Extracted material:

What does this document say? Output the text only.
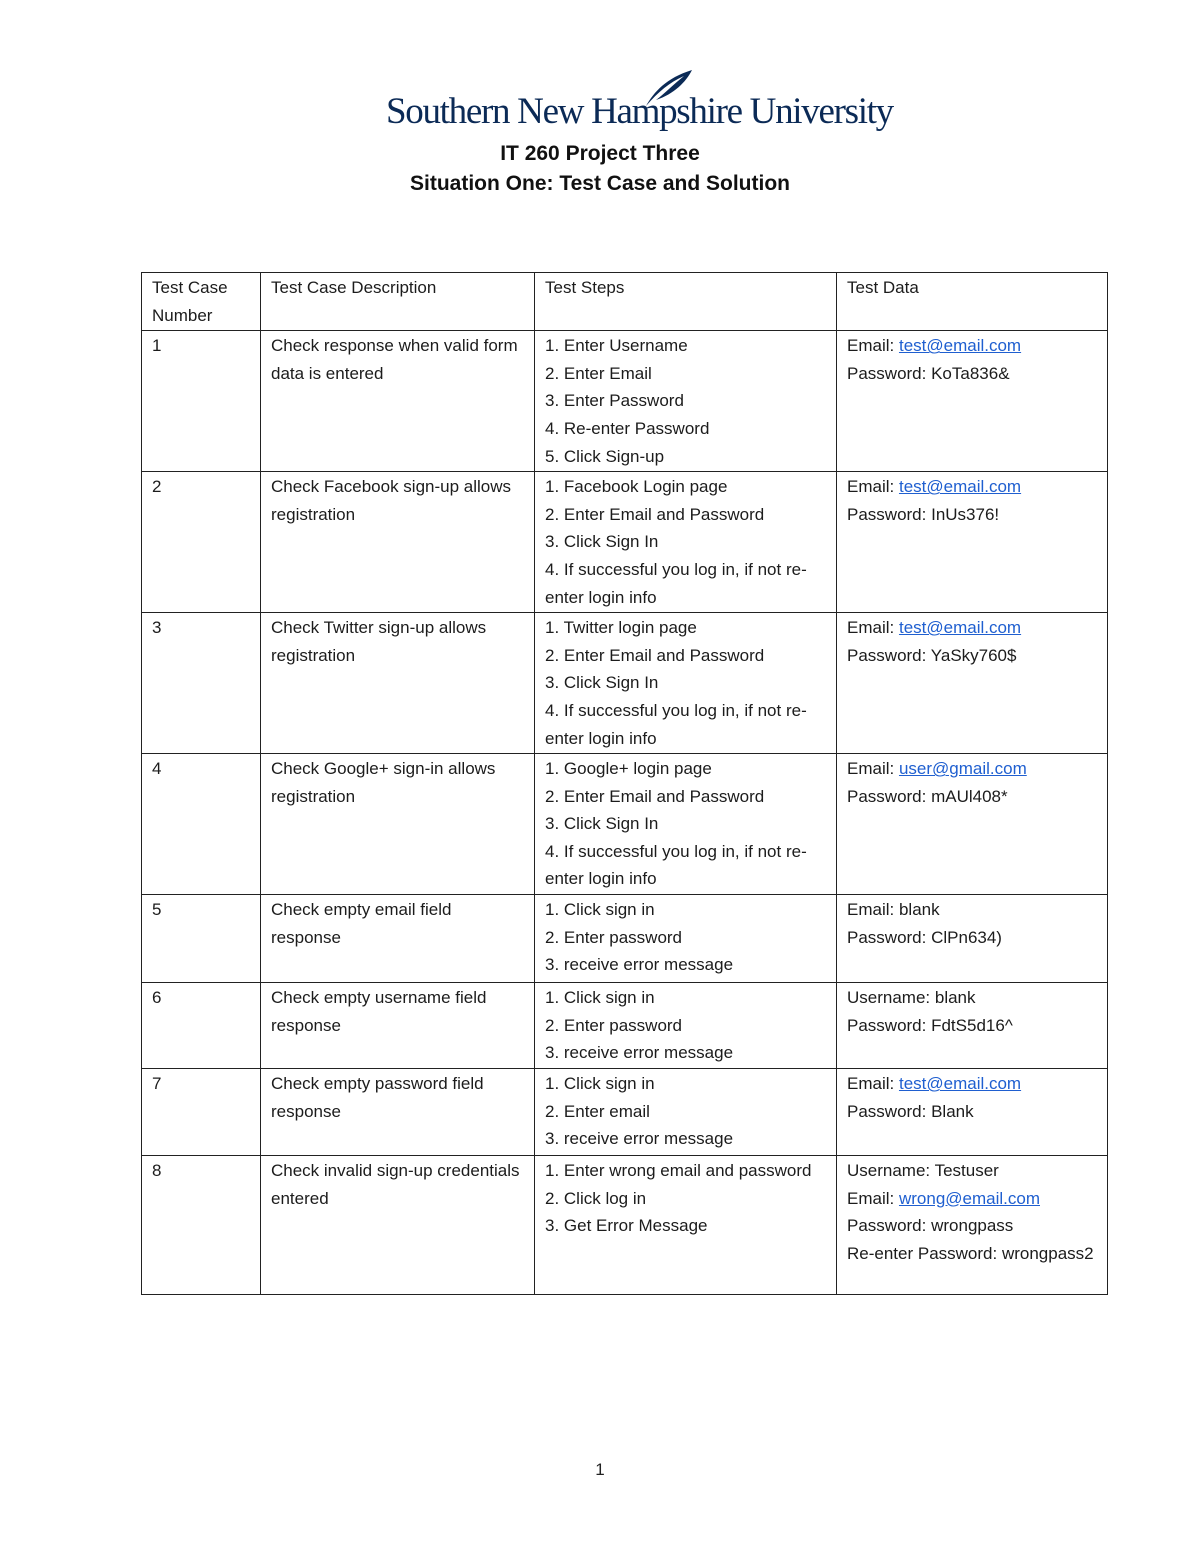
Southern New Hampshire University
IT 260 Project Three
Situation One: Test Case and Solution
Test Case Number	Test Case Description	Test Steps	Test Data
1	Check response when valid form data is entered	1. Enter Username
2. Enter Email
3. Enter Password
4. Re-enter Password
5. Click Sign-up	Email: test@email.com
Password: KoTa836&

2	Check Facebook sign-up allows registration	1. Facebook Login page
2. Enter Email and Password
3. Click Sign In
4. If successful you log in, if not re-enter login info	Email: test@email.com
Password: InUs376!

3	Check Twitter sign-up allows registration	1. Twitter login page
2. Enter Email and Password
3. Click Sign In
4. If successful you log in, if not re-enter login info	Email: test@email.com
Password: YaSky760$

4	Check Google+ sign-in allows registration	1. Google+ login page
2. Enter Email and Password
3. Click Sign In
4. If successful you log in, if not re-enter login info	Email: user@gmail.com
Password: mAUl408*

5	Check empty email field response	1. Click sign in
2. Enter password
3. receive error message	Email: blank
Password: ClPn634)

6	Check empty username field response	1. Click sign in
2. Enter password
3. receive error message	Username: blank
Password: FdtS5d16^

7	Check empty password field response	1. Click sign in
2. Enter email
3. receive error message	Email: test@email.com
Password: Blank

8	Check invalid sign-up credentials entered	1. Enter wrong email and password
2. Click log in
3. Get Error Message	Username: Testuser
Email: wrong@email.com
Password: wrongpass
Re-enter Password: wrongpass2
1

Set problem:
Your copy of the data should match it exactly, except that pictures are left out.

Answer to this problem:
What does this document say? Output the text only.
Southern New Hampshire University
IT 260 Project Three
Situation One: Test Case and Solution
Test Case Number	Test Case Description	Test Steps	Test Data
1	Check response when valid form data is entered	1. Enter Username
2. Enter Email
3. Enter Password
4. Re-enter Password
5. Click Sign-up	Email: test@email.com
Password: KoTa836&

2	Check Facebook sign-up allows registration	1. Facebook Login page
2. Enter Email and Password
3. Click Sign In
4. If successful you log in, if not re-enter login info	Email: test@email.com
Password: InUs376!

3	Check Twitter sign-up allows registration	1. Twitter login page
2. Enter Email and Password
3. Click Sign In
4. If successful you log in, if not re-enter login info	Email: test@email.com
Password: YaSky760$

4	Check Google+ sign-in allows registration	1. Google+ login page
2. Enter Email and Password
3. Click Sign In
4. If successful you log in, if not re-enter login info	Email: user@gmail.com
Password: mAUl408*

5	Check empty email field response	1. Click sign in
2. Enter password
3. receive error message	Email: blank
Password: ClPn634)

6	Check empty username field response	1. Click sign in
2. Enter password
3. receive error message	Username: blank
Password: FdtS5d16^

7	Check empty password field response	1. Click sign in
2. Enter email
3. receive error message	Email: test@email.com
Password: Blank

8	Check invalid sign-up credentials entered	1. Enter wrong email and password
2. Click log in
3. Get Error Message	Username: Testuser
Email: wrong@email.com
Password: wrongpass
Re-enter Password: wrongpass2
1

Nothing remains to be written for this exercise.